DATA SECTION:
------------------------------------------------------------------------

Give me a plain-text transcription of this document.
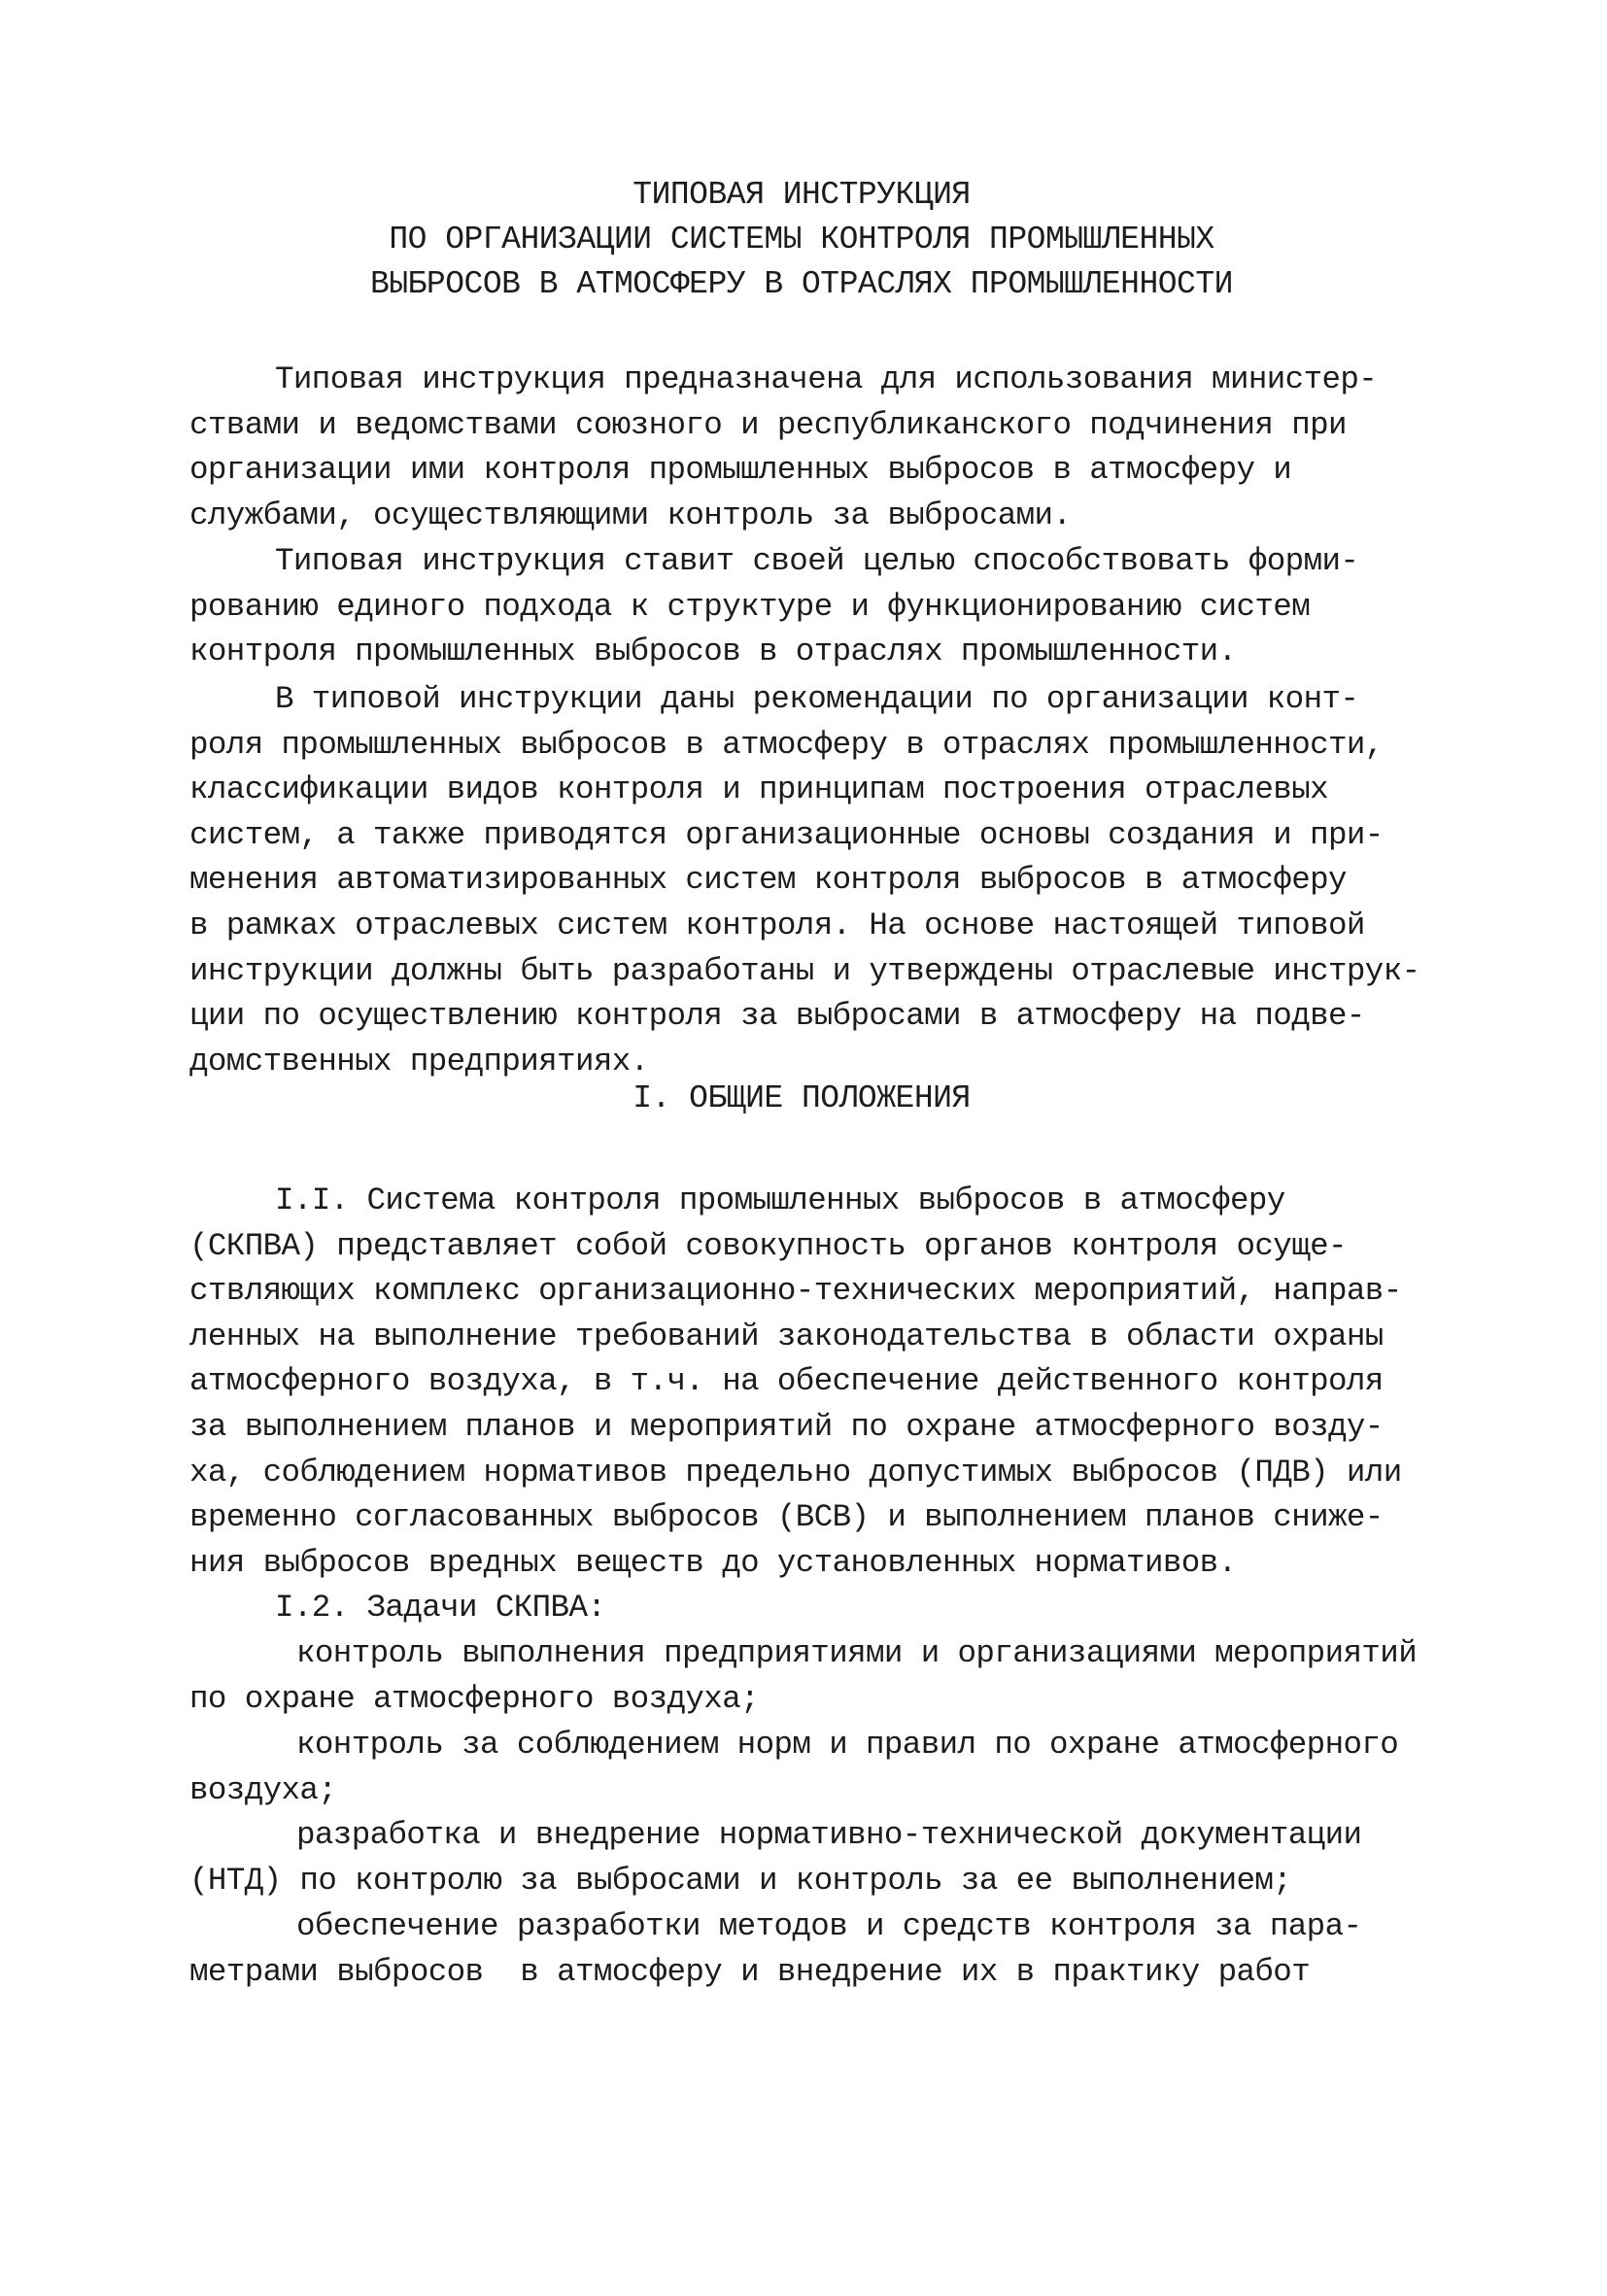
ТИПОВАЯ ИНСТРУКЦИЯ
ПО ОРГАНИЗАЦИИ СИСТЕМЫ КОНТРОЛЯ ПРОМЫШЛЕННЫХ
ВЫБРОСОВ В АТМОСФЕРУ В ОТРАСЛЯХ ПРОМЫШЛЕННОСТИ
Типовая инструкция предназначена для использования министер-
ствами и ведомствами союзного и республиканского подчинения при
организации ими контроля промышленных выбросов в атмосферу и
службами, осуществляющими контроль за выбросами.
Типовая инструкция ставит своей целью способствовать форми-
рованию единого подхода к структуре и функционированию систем
контроля промышленных выбросов в отраслях промышленности.
В типовой инструкции даны рекомендации по организации конт-
роля промышленных выбросов в атмосферу в отраслях промышленности,
классификации видов контроля и принципам построения отраслевых
систем, а также приводятся организационные основы создания и при-
менения автоматизированных систем контроля выбросов в атмосферу
в рамках отраслевых систем контроля. На основе настоящей типовой
инструкции должны быть разработаны и утверждены отраслевые инструк-
ции по осуществлению контроля за выбросами в атмосферу на подве-
домственных предприятиях.
I. ОБЩИЕ ПОЛОЖЕНИЯ
I.I. Система контроля промышленных выбросов в атмосферу
(СКПВА) представляет собой совокупность органов контроля осуще-
ствляющих комплекс организационно-технических мероприятий, направ-
ленных на выполнение требований законодательства в области охраны
атмосферного воздуха, в т.ч. на обеспечение действенного контроля
за выполнением планов и мероприятий по охране атмосферного возду-
ха, соблюдением нормативов предельно допустимых выбросов (ПДВ) или
временно согласованных выбросов (ВСВ) и выполнением планов сниже-
ния выбросов вредных веществ до установленных нормативов.
I.2. Задачи СКПВА:
контроль выполнения предприятиями и организациями мероприятий
по охране атмосферного воздуха;
контроль за соблюдением норм и правил по охране атмосферного
воздуха;
разработка и внедрение нормативно-технической документации
(НТД) по контролю за выбросами и контроль за ее выполнением;
обеспечение разработки методов и средств контроля за пара-
метрами выбросов  в атмосферу и внедрение их в практику работ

------------------------------------------------------------------------

DESCRIPTION OF THE TASK:
Give only the number of lines in the material above that include the word "контроль".

THE RESPONSE:
4